Source material:
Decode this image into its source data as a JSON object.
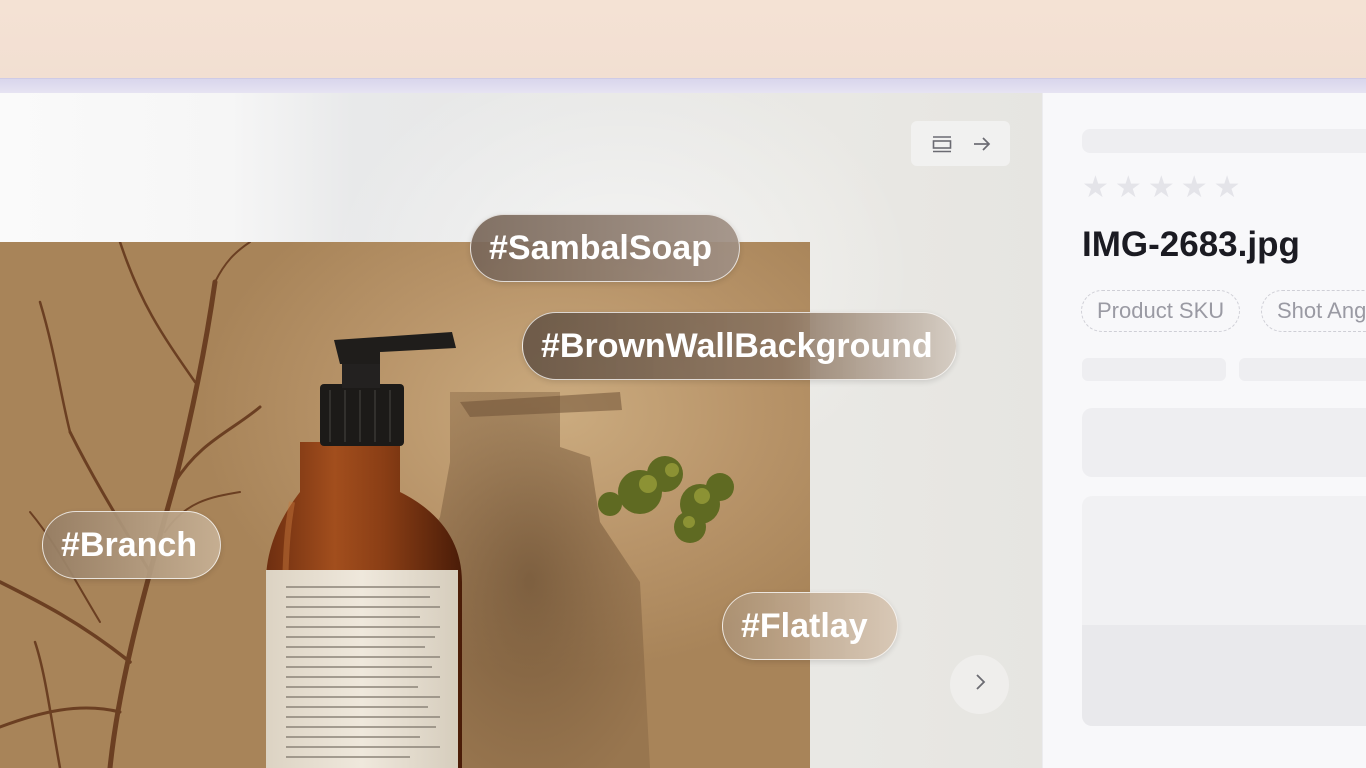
{
  "viewer": {
    "toolbar": {
      "layout_icon": "panel-toggle-icon",
      "arrow_icon": "arrow-right-icon"
    },
    "next_icon": "chevron-right-icon",
    "tags": {
      "sambal": "#SambalSoap",
      "brownwall": "#BrownWallBackground",
      "branch": "#Branch",
      "flatlay": "#Flatlay"
    }
  },
  "details_panel": {
    "rating": {
      "max": 5,
      "value": 0,
      "icon": "star-icon"
    },
    "filename": "IMG-2683.jpg",
    "chips": [
      "Product SKU",
      "Shot Angle"
    ]
  },
  "colors": {
    "top_band": "#f4e2d4",
    "window_edge": "#d9d6ec",
    "panel_bg": "#f8f8fa",
    "skeleton": "#eeeef1",
    "text_dark": "#1b1b22",
    "chip_text": "#9a9aa3"
  }
}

What is required:
Copy each line exactly, and leave the pictures out of your copy.

Result of this task:
Decode this image into its source data as a JSON object.
{
  "viewer": {
    "toolbar": {
      "layout_icon": "panel-toggle-icon",
      "arrow_icon": "arrow-right-icon"
    },
    "next_icon": "chevron-right-icon",
    "tags": {
      "sambal": "#SambalSoap",
      "brownwall": "#BrownWallBackground",
      "branch": "#Branch",
      "flatlay": "#Flatlay"
    }
  },
  "details_panel": {
    "rating": {
      "max": 5,
      "value": 0,
      "icon": "star-icon"
    },
    "filename": "IMG-2683.jpg",
    "chips": [
      "Product SKU",
      "Shot Angle"
    ]
  },
  "colors": {
    "top_band": "#f4e2d4",
    "window_edge": "#d9d6ec",
    "panel_bg": "#f8f8fa",
    "skeleton": "#eeeef1",
    "text_dark": "#1b1b22",
    "chip_text": "#9a9aa3"
  }
}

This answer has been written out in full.